## [WHAT THE TASK ASKS]
Search the material below for the word "right". Copy every line that has it.
_ _ _
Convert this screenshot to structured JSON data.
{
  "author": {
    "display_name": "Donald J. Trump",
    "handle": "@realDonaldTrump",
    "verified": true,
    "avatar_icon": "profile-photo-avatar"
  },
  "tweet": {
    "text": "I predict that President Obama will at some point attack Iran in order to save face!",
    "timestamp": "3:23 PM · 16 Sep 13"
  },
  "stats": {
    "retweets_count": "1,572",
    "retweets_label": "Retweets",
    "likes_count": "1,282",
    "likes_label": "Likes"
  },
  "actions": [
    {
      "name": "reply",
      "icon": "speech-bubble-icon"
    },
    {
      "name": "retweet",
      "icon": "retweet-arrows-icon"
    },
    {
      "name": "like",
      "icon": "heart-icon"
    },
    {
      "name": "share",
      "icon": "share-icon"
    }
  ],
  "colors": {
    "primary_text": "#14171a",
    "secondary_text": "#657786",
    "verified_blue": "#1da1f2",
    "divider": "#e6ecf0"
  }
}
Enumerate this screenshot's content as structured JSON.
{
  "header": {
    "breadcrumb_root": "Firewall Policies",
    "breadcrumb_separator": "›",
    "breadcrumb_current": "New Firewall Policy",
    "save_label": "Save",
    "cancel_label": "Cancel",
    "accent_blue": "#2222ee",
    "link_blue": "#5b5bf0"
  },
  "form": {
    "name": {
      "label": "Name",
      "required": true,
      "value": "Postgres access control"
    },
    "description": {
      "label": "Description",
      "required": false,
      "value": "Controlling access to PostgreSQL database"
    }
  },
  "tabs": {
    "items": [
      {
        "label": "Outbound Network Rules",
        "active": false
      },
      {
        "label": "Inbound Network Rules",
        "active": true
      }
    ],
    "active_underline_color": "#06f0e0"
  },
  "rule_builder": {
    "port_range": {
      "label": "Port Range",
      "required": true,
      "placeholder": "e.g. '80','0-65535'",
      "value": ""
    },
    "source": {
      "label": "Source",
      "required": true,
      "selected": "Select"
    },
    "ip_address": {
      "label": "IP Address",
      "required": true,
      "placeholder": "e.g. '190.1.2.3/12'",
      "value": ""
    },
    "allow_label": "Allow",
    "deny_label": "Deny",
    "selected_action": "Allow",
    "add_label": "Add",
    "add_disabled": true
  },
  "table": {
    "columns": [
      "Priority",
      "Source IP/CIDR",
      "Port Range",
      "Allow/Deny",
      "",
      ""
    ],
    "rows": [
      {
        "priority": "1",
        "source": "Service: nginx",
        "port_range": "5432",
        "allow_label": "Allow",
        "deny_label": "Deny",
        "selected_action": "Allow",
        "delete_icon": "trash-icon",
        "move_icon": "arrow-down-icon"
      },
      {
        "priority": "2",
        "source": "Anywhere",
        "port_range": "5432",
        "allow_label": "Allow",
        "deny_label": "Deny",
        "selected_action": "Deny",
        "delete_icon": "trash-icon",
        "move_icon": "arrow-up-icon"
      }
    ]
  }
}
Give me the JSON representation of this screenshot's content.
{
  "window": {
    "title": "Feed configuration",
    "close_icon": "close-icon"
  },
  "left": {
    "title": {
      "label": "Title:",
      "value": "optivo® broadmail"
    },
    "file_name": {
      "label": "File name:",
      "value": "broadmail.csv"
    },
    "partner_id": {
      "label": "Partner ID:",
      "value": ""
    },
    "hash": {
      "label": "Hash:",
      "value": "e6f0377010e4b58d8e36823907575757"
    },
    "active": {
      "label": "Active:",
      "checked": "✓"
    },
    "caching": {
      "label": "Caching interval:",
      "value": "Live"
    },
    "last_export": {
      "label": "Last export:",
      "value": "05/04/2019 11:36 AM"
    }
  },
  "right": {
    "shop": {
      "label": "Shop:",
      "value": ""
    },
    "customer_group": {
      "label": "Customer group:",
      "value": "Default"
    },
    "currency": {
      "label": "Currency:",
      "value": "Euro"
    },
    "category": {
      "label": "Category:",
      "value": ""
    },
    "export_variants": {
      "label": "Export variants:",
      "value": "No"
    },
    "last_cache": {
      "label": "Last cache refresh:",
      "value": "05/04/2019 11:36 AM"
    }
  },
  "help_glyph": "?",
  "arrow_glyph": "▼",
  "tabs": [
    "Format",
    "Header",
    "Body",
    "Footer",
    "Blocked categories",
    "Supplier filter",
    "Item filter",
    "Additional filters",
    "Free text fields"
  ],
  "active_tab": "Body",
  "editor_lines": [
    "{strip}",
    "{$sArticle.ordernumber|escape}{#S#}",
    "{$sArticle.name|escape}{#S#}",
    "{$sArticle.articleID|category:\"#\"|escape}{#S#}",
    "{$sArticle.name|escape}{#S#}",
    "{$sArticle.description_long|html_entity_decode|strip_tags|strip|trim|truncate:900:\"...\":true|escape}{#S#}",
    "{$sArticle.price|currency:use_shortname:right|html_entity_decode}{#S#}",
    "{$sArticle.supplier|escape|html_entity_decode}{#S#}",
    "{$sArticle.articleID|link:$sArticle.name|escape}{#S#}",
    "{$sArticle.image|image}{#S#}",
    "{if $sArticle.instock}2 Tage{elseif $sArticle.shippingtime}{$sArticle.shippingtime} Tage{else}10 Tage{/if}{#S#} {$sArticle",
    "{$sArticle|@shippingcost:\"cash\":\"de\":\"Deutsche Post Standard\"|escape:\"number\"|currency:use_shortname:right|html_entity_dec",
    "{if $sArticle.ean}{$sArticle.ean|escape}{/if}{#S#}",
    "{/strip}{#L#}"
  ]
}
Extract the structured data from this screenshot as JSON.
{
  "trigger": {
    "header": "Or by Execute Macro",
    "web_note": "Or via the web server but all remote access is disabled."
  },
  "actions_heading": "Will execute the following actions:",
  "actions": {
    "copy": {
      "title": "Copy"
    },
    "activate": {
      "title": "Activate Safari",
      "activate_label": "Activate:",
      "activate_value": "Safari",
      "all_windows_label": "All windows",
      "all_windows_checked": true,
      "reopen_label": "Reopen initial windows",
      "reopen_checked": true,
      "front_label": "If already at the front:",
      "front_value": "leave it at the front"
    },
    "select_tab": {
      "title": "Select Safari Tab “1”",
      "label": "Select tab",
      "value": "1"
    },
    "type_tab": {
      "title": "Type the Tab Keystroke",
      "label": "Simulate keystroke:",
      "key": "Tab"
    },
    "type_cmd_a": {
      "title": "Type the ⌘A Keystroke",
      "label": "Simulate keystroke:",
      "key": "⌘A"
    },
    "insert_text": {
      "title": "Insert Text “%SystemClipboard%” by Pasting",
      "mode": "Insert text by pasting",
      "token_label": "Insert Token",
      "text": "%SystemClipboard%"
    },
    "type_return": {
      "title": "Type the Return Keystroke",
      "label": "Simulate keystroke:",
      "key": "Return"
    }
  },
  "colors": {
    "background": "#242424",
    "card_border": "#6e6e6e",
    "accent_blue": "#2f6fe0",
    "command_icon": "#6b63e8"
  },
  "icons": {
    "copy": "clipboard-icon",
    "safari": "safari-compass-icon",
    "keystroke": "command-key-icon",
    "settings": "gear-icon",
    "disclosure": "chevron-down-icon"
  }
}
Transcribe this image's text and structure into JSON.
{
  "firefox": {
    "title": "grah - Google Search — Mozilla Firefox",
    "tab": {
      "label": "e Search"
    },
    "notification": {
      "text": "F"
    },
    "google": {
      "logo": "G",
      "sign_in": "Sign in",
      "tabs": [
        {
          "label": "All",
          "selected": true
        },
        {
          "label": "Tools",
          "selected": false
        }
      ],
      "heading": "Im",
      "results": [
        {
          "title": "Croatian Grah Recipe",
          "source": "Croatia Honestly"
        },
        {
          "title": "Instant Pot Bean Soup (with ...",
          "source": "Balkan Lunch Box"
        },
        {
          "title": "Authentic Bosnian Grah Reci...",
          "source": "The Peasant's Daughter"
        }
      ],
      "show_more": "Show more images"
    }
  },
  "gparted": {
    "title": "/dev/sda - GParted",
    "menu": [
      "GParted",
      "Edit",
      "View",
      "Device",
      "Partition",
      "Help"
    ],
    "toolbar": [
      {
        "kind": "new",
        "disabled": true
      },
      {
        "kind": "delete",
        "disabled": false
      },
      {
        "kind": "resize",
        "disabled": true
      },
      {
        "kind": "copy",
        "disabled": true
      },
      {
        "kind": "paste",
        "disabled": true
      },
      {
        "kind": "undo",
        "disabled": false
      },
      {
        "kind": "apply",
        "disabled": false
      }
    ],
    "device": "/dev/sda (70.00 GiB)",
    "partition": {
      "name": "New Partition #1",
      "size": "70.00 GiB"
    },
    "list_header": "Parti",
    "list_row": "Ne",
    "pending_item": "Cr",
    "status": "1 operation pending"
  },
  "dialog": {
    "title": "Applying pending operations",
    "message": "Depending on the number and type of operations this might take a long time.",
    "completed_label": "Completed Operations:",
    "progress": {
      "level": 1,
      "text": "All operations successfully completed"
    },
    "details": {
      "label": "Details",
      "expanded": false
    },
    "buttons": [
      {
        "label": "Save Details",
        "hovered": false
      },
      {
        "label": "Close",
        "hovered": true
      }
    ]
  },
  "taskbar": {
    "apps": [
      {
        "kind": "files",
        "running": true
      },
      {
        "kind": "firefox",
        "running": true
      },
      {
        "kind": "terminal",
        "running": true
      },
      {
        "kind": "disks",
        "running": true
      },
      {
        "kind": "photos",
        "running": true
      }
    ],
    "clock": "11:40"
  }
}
_ _ _
## [PROBLEM SOLUTION]
  "right": {
    "{$sArticle.price|currency:use_shortname:right|html_entity_decode}{#S#}",
    "{$sArticle|@shippingcost:\"cash\":\"de\":\"Deutsche Post Standard\"|escape:\"number\"|currency:use_shortname:right|html_entity_dec",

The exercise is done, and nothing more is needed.